BRIEF: The records that follow are to be repeated exactly, with the pictures removed.

RECORDS FOR PROCESSING:
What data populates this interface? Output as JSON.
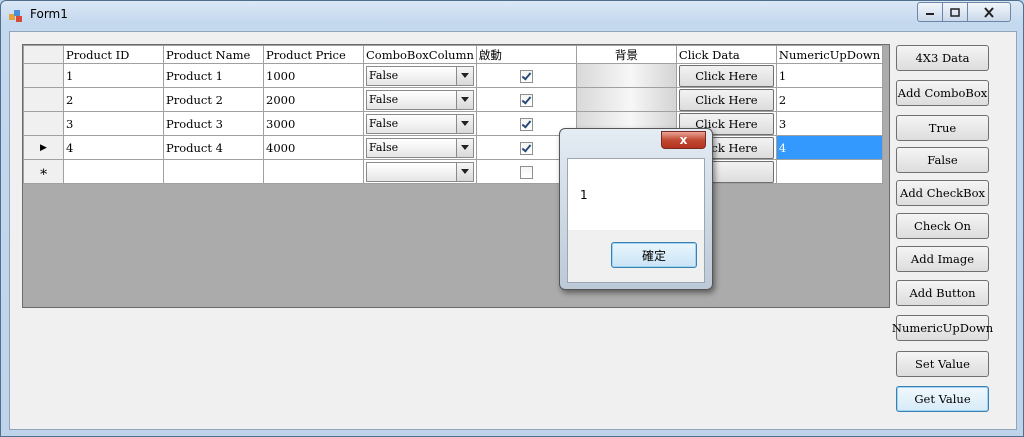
{
  "window": {
    "title": "Form1"
  },
  "grid": {
    "columns": [
      "Product ID",
      "Product Name",
      "Product Price",
      "ComboBoxColumn",
      "啟動",
      "背景",
      "Click Data",
      "NumericUpDown"
    ],
    "rows": [
      {
        "id": "1",
        "name": "Product 1",
        "price": "1000",
        "combo": "False",
        "checked": true,
        "button": "Click Here",
        "numeric": "1"
      },
      {
        "id": "2",
        "name": "Product 2",
        "price": "2000",
        "combo": "False",
        "checked": true,
        "button": "Click Here",
        "numeric": "2"
      },
      {
        "id": "3",
        "name": "Product 3",
        "price": "3000",
        "combo": "False",
        "checked": true,
        "button": "Click Here",
        "numeric": "3"
      },
      {
        "id": "4",
        "name": "Product 4",
        "price": "4000",
        "combo": "False",
        "checked": true,
        "button": "Click Here",
        "numeric": "4"
      }
    ],
    "new_row_marker": "∗",
    "current_row_marker": "▶"
  },
  "buttons": [
    "4X3 Data",
    "Add ComboBox",
    "True",
    "False",
    "Add CheckBox",
    "Check On",
    "Add Image",
    "Add Button",
    "NumericUpDown",
    "Set Value",
    "Get Value"
  ],
  "dialog": {
    "message": "1",
    "ok_label": "確定",
    "close_glyph": "x"
  }
}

ANSWER TO THE EXERCISE:
What data populates this interface? Output as JSON.
{
  "window": {
    "title": "Form1"
  },
  "grid": {
    "columns": [
      "Product ID",
      "Product Name",
      "Product Price",
      "ComboBoxColumn",
      "啟動",
      "背景",
      "Click Data",
      "NumericUpDown"
    ],
    "rows": [
      {
        "id": "1",
        "name": "Product 1",
        "price": "1000",
        "combo": "False",
        "checked": true,
        "button": "Click Here",
        "numeric": "1"
      },
      {
        "id": "2",
        "name": "Product 2",
        "price": "2000",
        "combo": "False",
        "checked": true,
        "button": "Click Here",
        "numeric": "2"
      },
      {
        "id": "3",
        "name": "Product 3",
        "price": "3000",
        "combo": "False",
        "checked": true,
        "button": "Click Here",
        "numeric": "3"
      },
      {
        "id": "4",
        "name": "Product 4",
        "price": "4000",
        "combo": "False",
        "checked": true,
        "button": "Click Here",
        "numeric": "4"
      }
    ],
    "new_row_marker": "∗",
    "current_row_marker": "▶"
  },
  "buttons": [
    "4X3 Data",
    "Add ComboBox",
    "True",
    "False",
    "Add CheckBox",
    "Check On",
    "Add Image",
    "Add Button",
    "NumericUpDown",
    "Set Value",
    "Get Value"
  ],
  "dialog": {
    "message": "1",
    "ok_label": "確定",
    "close_glyph": "x"
  }
}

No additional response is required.